[Data listing]
|---|
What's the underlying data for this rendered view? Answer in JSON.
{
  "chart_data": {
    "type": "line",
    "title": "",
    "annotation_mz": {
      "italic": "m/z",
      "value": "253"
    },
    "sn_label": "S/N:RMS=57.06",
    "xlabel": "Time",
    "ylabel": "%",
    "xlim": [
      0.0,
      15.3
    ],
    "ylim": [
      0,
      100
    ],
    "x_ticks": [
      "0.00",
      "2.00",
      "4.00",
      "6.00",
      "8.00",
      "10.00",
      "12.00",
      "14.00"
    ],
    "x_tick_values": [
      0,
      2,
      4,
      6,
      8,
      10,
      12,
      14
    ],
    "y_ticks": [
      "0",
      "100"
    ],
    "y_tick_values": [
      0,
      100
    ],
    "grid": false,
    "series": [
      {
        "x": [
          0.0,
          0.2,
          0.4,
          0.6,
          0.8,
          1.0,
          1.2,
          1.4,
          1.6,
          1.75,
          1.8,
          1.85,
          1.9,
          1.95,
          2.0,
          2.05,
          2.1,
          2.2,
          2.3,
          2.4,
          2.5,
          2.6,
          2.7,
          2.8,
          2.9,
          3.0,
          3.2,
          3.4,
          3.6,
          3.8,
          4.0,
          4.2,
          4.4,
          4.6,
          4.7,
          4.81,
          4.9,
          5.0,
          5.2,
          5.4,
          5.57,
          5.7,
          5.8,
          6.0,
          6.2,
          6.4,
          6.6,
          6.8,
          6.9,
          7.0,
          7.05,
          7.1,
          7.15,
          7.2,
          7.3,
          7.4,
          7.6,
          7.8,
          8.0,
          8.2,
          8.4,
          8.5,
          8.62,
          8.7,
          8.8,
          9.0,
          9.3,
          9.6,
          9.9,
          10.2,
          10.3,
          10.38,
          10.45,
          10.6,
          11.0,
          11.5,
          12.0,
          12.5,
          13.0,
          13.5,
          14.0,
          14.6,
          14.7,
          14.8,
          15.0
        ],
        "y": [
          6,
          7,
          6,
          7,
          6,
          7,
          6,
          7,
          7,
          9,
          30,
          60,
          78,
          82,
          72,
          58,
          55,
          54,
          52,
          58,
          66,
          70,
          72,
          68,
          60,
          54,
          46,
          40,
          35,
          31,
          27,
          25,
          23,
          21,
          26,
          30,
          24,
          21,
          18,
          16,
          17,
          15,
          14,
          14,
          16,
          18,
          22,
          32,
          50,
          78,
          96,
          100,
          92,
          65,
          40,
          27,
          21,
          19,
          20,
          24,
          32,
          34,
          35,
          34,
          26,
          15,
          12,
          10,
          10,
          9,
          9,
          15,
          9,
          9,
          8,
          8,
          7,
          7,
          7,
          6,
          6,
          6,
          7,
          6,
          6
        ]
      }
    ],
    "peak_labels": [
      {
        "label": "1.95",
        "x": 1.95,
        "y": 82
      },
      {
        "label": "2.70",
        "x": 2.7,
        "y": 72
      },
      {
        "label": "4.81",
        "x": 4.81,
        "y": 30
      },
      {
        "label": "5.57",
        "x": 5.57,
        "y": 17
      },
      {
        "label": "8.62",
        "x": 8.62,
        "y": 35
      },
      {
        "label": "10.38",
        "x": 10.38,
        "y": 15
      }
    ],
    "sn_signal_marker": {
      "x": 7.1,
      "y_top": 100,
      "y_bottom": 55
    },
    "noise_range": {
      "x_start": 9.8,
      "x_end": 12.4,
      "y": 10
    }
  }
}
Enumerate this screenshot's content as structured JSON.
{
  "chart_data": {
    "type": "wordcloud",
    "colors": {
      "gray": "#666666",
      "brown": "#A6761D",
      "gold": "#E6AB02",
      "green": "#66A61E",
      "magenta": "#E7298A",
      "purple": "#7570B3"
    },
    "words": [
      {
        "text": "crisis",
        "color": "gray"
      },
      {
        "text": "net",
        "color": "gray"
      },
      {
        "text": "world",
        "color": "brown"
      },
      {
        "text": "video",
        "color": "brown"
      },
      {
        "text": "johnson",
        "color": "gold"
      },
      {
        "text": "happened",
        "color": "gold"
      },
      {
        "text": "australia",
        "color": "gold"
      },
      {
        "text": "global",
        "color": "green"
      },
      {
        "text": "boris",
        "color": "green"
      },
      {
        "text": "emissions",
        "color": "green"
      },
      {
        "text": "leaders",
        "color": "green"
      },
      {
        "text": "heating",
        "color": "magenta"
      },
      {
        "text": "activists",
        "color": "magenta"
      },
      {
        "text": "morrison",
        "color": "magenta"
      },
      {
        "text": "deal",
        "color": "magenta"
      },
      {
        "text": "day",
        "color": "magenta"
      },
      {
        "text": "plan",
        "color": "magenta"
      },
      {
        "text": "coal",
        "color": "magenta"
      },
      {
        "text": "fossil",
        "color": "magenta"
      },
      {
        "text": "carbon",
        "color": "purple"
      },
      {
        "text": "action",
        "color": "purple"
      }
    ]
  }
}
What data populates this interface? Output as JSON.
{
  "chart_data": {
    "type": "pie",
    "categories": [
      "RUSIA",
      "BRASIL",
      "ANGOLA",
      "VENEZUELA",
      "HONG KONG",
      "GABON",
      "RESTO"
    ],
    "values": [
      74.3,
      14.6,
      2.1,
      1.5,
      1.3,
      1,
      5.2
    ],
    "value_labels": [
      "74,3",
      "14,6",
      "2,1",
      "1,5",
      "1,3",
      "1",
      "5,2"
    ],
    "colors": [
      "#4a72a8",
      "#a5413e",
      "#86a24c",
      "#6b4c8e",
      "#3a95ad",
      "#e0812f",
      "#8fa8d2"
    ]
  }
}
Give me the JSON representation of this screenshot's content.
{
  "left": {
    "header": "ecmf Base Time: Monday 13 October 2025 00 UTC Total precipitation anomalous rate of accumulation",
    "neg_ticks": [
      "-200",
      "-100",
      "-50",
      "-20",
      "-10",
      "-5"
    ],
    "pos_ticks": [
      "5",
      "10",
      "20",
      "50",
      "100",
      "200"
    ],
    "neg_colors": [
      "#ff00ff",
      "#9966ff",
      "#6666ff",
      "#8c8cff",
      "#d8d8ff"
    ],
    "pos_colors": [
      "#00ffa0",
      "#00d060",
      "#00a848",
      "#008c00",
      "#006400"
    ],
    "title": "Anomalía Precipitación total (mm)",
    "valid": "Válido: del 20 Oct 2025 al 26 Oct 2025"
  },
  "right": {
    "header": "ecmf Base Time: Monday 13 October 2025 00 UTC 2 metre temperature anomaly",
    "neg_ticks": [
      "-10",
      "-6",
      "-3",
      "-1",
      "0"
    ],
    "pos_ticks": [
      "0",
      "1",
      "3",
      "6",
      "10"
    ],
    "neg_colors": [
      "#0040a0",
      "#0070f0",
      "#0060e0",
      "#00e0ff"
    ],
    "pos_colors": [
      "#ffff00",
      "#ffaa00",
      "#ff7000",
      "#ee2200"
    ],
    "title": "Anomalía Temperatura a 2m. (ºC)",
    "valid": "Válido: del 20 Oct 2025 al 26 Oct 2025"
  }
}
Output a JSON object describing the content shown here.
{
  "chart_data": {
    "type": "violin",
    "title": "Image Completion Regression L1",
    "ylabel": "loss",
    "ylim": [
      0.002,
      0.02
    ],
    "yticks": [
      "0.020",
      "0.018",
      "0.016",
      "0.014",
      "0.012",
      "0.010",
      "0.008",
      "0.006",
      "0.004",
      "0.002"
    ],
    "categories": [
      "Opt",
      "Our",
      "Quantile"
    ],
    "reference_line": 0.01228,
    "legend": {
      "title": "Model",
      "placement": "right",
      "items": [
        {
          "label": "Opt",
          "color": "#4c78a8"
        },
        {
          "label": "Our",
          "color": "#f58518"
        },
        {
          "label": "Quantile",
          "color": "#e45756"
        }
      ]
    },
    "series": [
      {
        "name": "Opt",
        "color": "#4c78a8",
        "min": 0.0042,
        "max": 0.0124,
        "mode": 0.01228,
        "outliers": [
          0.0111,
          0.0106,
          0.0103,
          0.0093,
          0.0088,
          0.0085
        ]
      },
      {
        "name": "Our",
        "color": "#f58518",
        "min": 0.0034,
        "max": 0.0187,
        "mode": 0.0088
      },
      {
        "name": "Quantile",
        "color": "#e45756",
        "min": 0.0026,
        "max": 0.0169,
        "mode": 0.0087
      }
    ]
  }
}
|---|
Brief:
Within the listing above, work out how many lines contain the string "Quantile", and reply with that number only.

Task response:
3